Below are some records. Copy every line in them that holds "skillCount".

### Provided material ###

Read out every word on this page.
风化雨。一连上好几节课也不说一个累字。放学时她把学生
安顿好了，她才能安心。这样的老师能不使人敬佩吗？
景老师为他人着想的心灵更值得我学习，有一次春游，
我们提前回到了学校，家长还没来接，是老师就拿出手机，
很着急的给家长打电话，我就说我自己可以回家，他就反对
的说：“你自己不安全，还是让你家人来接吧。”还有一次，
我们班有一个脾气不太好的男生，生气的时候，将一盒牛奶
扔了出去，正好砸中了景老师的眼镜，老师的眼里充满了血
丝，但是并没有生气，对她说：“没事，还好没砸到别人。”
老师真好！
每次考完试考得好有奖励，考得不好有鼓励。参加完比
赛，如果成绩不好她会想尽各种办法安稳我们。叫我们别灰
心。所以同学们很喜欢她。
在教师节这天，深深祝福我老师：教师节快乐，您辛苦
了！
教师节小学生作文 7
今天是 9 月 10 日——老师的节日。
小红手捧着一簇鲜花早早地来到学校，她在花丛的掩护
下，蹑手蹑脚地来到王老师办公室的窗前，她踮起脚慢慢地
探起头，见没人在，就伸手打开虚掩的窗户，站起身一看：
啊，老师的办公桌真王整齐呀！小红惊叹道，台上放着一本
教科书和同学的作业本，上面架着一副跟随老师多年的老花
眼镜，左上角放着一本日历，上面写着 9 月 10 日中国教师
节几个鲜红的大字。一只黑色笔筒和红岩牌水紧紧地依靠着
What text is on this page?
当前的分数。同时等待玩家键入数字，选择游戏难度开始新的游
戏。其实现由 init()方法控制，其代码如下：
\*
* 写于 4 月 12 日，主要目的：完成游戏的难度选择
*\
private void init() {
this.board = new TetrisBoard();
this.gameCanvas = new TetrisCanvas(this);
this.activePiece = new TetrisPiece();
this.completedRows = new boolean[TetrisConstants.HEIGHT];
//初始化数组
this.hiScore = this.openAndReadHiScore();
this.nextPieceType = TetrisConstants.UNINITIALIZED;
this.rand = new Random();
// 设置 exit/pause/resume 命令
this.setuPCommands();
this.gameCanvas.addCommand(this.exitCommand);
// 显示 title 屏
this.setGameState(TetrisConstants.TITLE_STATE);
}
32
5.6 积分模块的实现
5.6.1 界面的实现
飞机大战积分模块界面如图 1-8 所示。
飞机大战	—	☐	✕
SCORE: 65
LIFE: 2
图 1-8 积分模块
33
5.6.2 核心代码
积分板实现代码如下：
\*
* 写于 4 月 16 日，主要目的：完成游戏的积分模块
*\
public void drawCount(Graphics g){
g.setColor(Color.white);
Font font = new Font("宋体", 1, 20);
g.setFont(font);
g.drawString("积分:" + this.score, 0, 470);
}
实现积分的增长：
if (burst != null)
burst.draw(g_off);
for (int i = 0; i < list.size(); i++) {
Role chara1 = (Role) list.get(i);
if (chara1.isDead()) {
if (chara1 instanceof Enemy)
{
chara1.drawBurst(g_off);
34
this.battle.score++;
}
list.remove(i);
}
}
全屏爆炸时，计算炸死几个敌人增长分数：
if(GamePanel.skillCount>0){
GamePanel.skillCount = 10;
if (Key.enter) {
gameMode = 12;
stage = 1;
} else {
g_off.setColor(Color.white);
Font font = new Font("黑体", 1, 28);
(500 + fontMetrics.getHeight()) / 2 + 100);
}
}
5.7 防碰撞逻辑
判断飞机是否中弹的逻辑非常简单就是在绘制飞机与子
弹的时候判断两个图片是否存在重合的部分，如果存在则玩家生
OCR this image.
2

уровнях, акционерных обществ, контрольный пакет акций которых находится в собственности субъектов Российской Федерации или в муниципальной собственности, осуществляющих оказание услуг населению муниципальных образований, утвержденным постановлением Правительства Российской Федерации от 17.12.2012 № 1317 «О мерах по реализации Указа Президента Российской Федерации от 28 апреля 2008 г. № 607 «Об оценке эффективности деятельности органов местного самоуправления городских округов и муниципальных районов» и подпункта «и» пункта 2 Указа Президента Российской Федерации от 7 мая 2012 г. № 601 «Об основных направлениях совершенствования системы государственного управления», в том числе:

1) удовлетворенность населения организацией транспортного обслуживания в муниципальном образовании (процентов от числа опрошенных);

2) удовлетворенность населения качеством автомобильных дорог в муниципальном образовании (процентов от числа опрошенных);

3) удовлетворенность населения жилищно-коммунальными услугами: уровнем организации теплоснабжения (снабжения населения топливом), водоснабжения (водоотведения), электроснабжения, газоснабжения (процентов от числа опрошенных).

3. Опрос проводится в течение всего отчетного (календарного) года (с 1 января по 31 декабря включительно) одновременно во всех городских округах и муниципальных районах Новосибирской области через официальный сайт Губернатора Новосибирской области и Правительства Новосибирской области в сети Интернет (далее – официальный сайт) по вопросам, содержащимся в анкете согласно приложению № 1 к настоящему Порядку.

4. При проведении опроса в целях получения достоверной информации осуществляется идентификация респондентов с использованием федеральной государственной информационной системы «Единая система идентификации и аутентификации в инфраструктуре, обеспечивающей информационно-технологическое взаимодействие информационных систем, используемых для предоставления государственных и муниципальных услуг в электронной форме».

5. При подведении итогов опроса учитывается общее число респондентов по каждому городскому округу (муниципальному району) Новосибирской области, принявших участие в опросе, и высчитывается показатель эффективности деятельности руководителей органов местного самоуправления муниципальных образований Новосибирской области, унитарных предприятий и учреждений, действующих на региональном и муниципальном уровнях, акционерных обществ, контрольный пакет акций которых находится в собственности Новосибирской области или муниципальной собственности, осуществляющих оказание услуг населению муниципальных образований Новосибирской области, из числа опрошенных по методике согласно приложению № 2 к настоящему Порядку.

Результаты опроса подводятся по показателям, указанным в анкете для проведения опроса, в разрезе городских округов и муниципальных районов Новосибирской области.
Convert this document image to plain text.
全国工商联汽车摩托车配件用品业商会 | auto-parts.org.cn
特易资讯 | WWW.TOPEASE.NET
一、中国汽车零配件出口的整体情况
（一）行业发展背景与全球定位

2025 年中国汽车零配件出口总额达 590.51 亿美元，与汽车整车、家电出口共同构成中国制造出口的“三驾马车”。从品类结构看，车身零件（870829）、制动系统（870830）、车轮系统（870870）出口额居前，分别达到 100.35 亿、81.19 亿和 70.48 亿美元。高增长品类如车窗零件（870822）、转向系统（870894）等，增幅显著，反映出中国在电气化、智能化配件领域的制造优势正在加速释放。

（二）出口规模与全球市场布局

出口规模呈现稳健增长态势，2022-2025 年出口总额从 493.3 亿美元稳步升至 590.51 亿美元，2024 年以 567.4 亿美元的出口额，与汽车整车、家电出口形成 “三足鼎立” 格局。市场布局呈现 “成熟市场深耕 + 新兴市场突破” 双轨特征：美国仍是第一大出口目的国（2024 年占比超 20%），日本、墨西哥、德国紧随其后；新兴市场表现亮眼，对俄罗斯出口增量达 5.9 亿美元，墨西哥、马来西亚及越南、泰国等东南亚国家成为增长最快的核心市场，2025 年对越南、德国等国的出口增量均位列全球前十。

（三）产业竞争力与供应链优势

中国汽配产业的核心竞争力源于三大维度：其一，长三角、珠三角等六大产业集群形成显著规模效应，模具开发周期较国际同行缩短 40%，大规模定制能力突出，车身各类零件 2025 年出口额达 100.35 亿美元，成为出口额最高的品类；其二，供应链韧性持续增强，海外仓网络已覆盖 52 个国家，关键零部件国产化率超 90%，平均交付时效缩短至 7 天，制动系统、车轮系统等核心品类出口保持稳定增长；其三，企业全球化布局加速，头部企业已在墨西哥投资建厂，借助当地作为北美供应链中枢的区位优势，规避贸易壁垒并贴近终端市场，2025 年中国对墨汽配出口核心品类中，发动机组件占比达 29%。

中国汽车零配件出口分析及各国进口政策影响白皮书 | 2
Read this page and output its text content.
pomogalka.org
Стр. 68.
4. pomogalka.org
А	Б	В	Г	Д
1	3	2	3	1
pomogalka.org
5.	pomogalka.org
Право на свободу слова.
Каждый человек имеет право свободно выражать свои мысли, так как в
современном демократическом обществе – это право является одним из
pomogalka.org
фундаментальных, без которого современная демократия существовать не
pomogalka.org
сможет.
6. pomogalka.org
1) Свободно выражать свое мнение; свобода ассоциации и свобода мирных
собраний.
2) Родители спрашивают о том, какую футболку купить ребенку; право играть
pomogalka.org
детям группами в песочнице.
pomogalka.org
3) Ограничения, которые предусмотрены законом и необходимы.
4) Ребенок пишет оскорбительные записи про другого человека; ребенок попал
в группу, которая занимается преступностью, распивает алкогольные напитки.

###

• Right answer:
if(GamePanel.skillCount>0){
GamePanel.skillCount = 10;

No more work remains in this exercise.